## START Entries

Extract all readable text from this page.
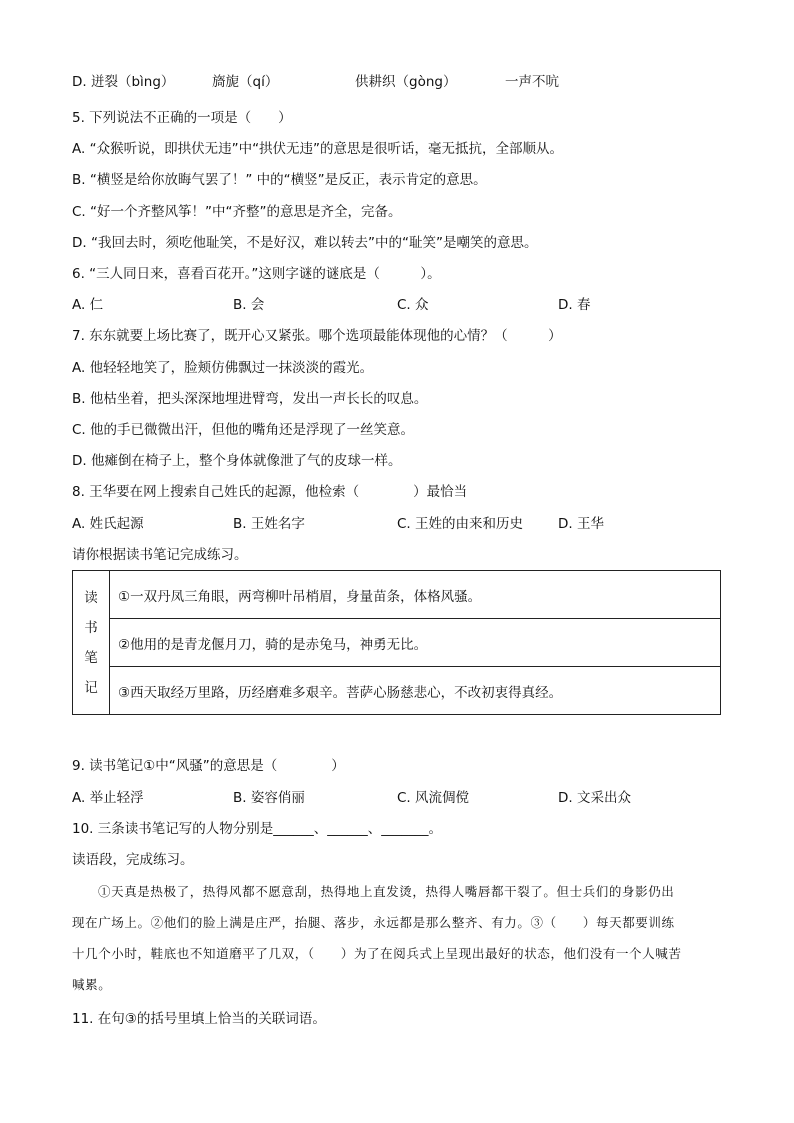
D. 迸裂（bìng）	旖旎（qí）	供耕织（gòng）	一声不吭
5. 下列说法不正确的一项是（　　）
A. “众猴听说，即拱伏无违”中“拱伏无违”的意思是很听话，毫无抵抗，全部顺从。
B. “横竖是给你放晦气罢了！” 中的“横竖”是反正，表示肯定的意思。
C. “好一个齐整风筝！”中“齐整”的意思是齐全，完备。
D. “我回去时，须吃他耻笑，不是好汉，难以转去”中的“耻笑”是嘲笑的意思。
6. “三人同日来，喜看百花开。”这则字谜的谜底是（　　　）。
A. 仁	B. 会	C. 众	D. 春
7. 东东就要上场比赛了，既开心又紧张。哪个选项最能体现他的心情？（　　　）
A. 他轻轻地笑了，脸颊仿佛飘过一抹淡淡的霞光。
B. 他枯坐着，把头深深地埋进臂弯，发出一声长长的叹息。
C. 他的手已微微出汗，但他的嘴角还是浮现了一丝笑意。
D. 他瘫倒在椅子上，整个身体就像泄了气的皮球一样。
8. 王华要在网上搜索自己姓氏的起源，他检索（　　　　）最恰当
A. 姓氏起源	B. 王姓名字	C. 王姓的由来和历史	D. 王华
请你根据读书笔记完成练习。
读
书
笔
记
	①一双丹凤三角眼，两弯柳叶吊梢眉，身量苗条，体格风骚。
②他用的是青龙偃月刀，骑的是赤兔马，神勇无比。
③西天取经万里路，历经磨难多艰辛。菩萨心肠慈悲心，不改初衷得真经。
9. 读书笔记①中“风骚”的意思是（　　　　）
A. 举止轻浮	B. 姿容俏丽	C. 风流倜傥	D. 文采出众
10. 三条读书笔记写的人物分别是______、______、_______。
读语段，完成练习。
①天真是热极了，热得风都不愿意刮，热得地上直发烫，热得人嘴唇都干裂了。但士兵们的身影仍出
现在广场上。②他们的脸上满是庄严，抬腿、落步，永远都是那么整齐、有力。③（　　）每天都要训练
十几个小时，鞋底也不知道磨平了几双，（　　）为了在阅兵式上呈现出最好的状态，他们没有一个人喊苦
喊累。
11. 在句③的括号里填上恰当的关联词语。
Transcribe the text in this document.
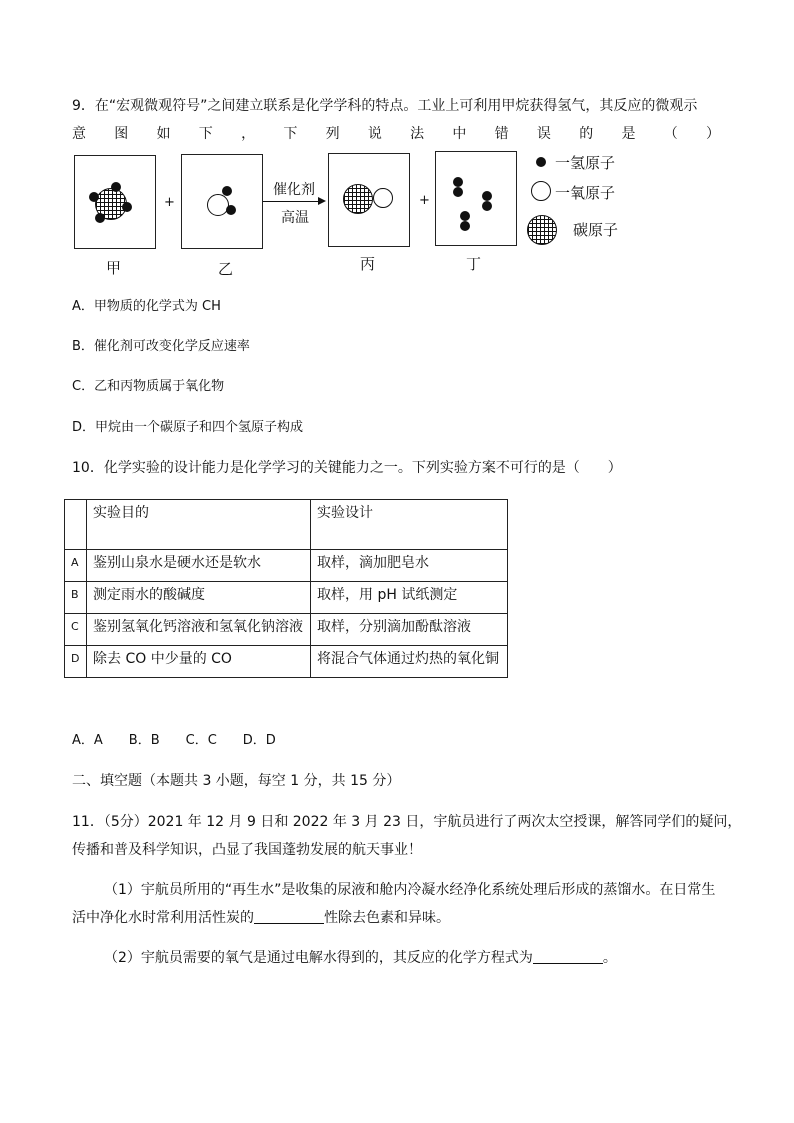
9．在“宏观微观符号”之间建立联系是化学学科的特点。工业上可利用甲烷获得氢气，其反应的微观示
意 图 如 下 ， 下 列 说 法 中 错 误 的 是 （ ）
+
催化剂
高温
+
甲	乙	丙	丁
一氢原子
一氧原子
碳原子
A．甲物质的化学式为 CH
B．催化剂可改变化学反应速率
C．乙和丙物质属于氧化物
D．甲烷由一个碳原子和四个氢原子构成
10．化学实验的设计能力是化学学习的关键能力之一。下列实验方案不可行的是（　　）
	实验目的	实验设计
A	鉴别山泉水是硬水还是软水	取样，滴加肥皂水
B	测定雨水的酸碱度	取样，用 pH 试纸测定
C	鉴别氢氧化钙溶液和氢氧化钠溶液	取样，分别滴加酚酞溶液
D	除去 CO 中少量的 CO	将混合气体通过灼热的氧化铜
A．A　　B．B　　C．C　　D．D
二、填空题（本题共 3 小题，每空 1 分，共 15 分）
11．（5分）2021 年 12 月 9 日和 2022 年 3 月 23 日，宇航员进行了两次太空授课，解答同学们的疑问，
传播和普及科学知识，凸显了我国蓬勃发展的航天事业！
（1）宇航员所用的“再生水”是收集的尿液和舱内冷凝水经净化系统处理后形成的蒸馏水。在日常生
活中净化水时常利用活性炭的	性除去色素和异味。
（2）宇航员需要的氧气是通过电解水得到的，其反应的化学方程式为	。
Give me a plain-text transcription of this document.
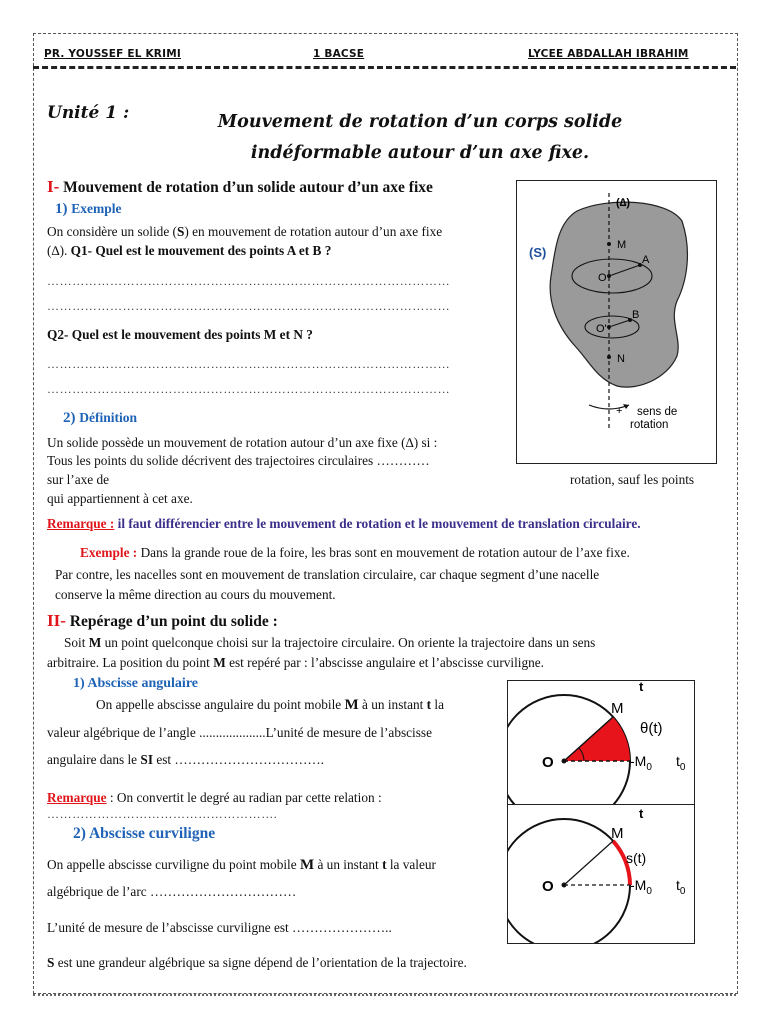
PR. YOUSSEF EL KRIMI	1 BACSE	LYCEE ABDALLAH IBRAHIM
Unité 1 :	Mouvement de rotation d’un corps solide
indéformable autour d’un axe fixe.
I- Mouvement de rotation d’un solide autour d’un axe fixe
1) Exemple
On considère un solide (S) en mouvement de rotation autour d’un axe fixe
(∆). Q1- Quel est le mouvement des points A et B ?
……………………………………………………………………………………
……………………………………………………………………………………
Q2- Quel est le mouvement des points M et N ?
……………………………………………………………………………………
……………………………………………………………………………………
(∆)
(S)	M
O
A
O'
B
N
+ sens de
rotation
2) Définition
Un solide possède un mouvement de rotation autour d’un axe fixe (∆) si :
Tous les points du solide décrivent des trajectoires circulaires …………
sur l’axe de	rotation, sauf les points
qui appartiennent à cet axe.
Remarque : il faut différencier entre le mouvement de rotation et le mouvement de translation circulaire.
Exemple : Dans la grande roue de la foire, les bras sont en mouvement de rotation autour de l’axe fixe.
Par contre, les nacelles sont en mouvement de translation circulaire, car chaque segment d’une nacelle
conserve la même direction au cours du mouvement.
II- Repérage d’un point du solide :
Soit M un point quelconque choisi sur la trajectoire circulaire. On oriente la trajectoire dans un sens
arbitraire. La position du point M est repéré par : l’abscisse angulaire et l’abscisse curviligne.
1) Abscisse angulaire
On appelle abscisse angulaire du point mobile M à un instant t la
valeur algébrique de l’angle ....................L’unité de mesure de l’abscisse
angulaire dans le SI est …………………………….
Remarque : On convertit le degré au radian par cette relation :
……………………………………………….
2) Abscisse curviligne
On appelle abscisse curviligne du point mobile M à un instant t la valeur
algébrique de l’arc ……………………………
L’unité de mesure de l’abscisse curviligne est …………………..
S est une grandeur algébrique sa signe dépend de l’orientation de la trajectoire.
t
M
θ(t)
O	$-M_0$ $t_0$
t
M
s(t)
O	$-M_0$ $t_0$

## END Entries

*Task prompt*
Without the pictures, write out all of the material exactly.

*The completed task*
Extract all readable text from this page.
D. 迸裂（bìng）	旖旎（qí）	供耕织（gòng）	一声不吭
5. 下列说法不正确的一项是（　　）
A. “众猴听说，即拱伏无违”中“拱伏无违”的意思是很听话，毫无抵抗，全部顺从。
B. “横竖是给你放晦气罢了！” 中的“横竖”是反正，表示肯定的意思。
C. “好一个齐整风筝！”中“齐整”的意思是齐全，完备。
D. “我回去时，须吃他耻笑，不是好汉，难以转去”中的“耻笑”是嘲笑的意思。
6. “三人同日来，喜看百花开。”这则字谜的谜底是（　　　）。
A. 仁	B. 会	C. 众	D. 春
7. 东东就要上场比赛了，既开心又紧张。哪个选项最能体现他的心情？（　　　）
A. 他轻轻地笑了，脸颊仿佛飘过一抹淡淡的霞光。
B. 他枯坐着，把头深深地埋进臂弯，发出一声长长的叹息。
C. 他的手已微微出汗，但他的嘴角还是浮现了一丝笑意。
D. 他瘫倒在椅子上，整个身体就像泄了气的皮球一样。
8. 王华要在网上搜索自己姓氏的起源，他检索（　　　　）最恰当
A. 姓氏起源	B. 王姓名字	C. 王姓的由来和历史	D. 王华
请你根据读书笔记完成练习。
读
书
笔
记
	①一双丹凤三角眼，两弯柳叶吊梢眉，身量苗条，体格风骚。
②他用的是青龙偃月刀，骑的是赤兔马，神勇无比。
③西天取经万里路，历经磨难多艰辛。菩萨心肠慈悲心，不改初衷得真经。
9. 读书笔记①中“风骚”的意思是（　　　　）
A. 举止轻浮	B. 姿容俏丽	C. 风流倜傥	D. 文采出众
10. 三条读书笔记写的人物分别是______、______、_______。
读语段，完成练习。
①天真是热极了，热得风都不愿意刮，热得地上直发烫，热得人嘴唇都干裂了。但士兵们的身影仍出
现在广场上。②他们的脸上满是庄严，抬腿、落步，永远都是那么整齐、有力。③（　　）每天都要训练
十几个小时，鞋底也不知道磨平了几双，（　　）为了在阅兵式上呈现出最好的状态，他们没有一个人喊苦
喊累。
11. 在句③的括号里填上恰当的关联词语。
Transcribe the text in this document.
9．在“宏观微观符号”之间建立联系是化学学科的特点。工业上可利用甲烷获得氢气，其反应的微观示
意 图 如 下 ， 下 列 说 法 中 错 误 的 是 （ ）
+
催化剂
高温
+
甲	乙	丙	丁
一氢原子
一氧原子
碳原子
A．甲物质的化学式为 CH
B．催化剂可改变化学反应速率
C．乙和丙物质属于氧化物
D．甲烷由一个碳原子和四个氢原子构成
10．化学实验的设计能力是化学学习的关键能力之一。下列实验方案不可行的是（　　）
	实验目的	实验设计
A	鉴别山泉水是硬水还是软水	取样，滴加肥皂水
B	测定雨水的酸碱度	取样，用 pH 试纸测定
C	鉴别氢氧化钙溶液和氢氧化钠溶液	取样，分别滴加酚酞溶液
D	除去 CO 中少量的 CO	将混合气体通过灼热的氧化铜
A．A　　B．B　　C．C　　D．D
二、填空题（本题共 3 小题，每空 1 分，共 15 分）
11．（5分）2021 年 12 月 9 日和 2022 年 3 月 23 日，宇航员进行了两次太空授课，解答同学们的疑问，
传播和普及科学知识，凸显了我国蓬勃发展的航天事业！
（1）宇航员所用的“再生水”是收集的尿液和舱内冷凝水经净化系统处理后形成的蒸馏水。在日常生
活中净化水时常利用活性炭的	性除去色素和异味。
（2）宇航员需要的氧气是通过电解水得到的，其反应的化学方程式为	。
Give me a plain-text transcription of this document.
PR. YOUSSEF EL KRIMI	1 BACSE	LYCEE ABDALLAH IBRAHIM
Unité 1 :	Mouvement de rotation d’un corps solide
indéformable autour d’un axe fixe.
I- Mouvement de rotation d’un solide autour d’un axe fixe
1) Exemple
On considère un solide (S) en mouvement de rotation autour d’un axe fixe
(∆). Q1- Quel est le mouvement des points A et B ?
……………………………………………………………………………………
……………………………………………………………………………………
Q2- Quel est le mouvement des points M et N ?
……………………………………………………………………………………
……………………………………………………………………………………
(∆)
(S)	M
O
A
O'
B
N
+ sens de
rotation
2) Définition
Un solide possède un mouvement de rotation autour d’un axe fixe (∆) si :
Tous les points du solide décrivent des trajectoires circulaires …………
sur l’axe de	rotation, sauf les points
qui appartiennent à cet axe.
Remarque : il faut différencier entre le mouvement de rotation et le mouvement de translation circulaire.
Exemple : Dans la grande roue de la foire, les bras sont en mouvement de rotation autour de l’axe fixe.
Par contre, les nacelles sont en mouvement de translation circulaire, car chaque segment d’une nacelle
conserve la même direction au cours du mouvement.
II- Repérage d’un point du solide :
Soit M un point quelconque choisi sur la trajectoire circulaire. On oriente la trajectoire dans un sens
arbitraire. La position du point M est repéré par : l’abscisse angulaire et l’abscisse curviligne.
1) Abscisse angulaire
On appelle abscisse angulaire du point mobile M à un instant t la
valeur algébrique de l’angle ....................L’unité de mesure de l’abscisse
angulaire dans le SI est …………………………….
Remarque : On convertit le degré au radian par cette relation :
……………………………………………….
2) Abscisse curviligne
On appelle abscisse curviligne du point mobile M à un instant t la valeur
algébrique de l’arc ……………………………
L’unité de mesure de l’abscisse curviligne est …………………..
S est une grandeur algébrique sa signe dépend de l’orientation de la trajectoire.
t
M
θ(t)
O	$-M_0$ $t_0$
t
M
s(t)
O	$-M_0$ $t_0$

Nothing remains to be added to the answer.